[Recorded data]

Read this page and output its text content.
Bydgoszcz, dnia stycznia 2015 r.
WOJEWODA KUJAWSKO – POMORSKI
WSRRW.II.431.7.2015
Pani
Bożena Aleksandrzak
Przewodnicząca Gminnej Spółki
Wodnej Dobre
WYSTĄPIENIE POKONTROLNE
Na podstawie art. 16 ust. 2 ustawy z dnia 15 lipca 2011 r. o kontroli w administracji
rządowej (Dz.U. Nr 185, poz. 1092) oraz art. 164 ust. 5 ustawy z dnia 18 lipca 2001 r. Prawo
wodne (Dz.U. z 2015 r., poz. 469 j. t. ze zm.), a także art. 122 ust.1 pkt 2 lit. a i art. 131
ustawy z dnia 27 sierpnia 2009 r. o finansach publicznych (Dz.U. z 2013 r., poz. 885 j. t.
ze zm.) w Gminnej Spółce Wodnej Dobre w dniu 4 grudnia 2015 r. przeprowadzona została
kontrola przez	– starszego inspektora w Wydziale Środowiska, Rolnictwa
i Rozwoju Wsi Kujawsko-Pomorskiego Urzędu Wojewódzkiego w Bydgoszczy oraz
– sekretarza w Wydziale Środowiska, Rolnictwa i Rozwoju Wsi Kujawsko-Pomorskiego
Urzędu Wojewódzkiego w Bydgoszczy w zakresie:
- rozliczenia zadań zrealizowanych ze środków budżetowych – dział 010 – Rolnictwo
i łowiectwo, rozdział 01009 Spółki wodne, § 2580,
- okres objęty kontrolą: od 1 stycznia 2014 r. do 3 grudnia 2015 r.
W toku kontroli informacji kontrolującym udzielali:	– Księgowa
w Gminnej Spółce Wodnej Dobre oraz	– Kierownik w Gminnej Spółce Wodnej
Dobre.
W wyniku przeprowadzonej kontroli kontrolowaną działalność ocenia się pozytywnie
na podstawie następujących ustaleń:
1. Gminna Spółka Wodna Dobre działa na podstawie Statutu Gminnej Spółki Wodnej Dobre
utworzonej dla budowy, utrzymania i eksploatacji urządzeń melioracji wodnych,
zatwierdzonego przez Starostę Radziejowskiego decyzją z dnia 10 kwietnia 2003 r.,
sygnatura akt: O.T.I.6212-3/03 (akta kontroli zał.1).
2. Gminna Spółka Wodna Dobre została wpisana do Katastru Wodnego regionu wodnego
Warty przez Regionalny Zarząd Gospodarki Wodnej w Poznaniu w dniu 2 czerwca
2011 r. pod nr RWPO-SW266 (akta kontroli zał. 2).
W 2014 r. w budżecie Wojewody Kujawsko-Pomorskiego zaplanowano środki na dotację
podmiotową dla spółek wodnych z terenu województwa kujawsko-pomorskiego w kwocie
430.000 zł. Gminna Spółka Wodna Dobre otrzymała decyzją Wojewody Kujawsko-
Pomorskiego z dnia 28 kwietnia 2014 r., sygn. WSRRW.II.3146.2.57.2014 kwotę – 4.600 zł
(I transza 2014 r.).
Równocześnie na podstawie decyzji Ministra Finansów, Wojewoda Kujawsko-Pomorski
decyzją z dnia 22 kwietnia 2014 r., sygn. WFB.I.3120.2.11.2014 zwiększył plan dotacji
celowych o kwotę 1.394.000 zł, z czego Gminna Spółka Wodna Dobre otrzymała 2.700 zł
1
---
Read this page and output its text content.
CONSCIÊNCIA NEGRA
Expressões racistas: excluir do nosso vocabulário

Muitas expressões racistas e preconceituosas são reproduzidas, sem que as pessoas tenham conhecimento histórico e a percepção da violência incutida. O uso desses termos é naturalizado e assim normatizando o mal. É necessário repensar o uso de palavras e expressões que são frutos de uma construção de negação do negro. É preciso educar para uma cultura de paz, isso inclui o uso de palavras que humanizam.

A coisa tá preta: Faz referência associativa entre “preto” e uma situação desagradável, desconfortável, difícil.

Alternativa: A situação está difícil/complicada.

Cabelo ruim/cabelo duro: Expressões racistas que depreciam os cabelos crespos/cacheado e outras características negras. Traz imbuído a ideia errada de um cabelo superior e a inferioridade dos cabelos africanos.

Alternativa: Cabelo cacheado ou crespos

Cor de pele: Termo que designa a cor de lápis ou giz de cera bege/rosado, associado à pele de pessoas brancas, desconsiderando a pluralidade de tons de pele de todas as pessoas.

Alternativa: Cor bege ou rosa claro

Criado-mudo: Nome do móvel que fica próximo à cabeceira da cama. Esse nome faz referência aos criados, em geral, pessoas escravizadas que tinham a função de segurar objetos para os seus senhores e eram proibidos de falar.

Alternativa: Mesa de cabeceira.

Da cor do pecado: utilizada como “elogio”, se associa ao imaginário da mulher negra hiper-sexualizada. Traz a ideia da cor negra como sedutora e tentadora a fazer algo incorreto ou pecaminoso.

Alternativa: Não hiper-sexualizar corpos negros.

### AIM OF THE EXERCISE
Show each line of the data that contains the string "kwietnia".

### ANSWER TO THE EXERCISE
zatwierdzonego przez Starostę Radziejowskiego decyzją z dnia 10 kwietnia 2003 r.,
Pomorskiego z dnia 28 kwietnia 2014 r., sygn. WSRRW.II.3146.2.57.2014 kwotę – 4.600 zł
decyzją z dnia 22 kwietnia 2014 r., sygn. WFB.I.3120.2.11.2014 zwiększył plan dotacji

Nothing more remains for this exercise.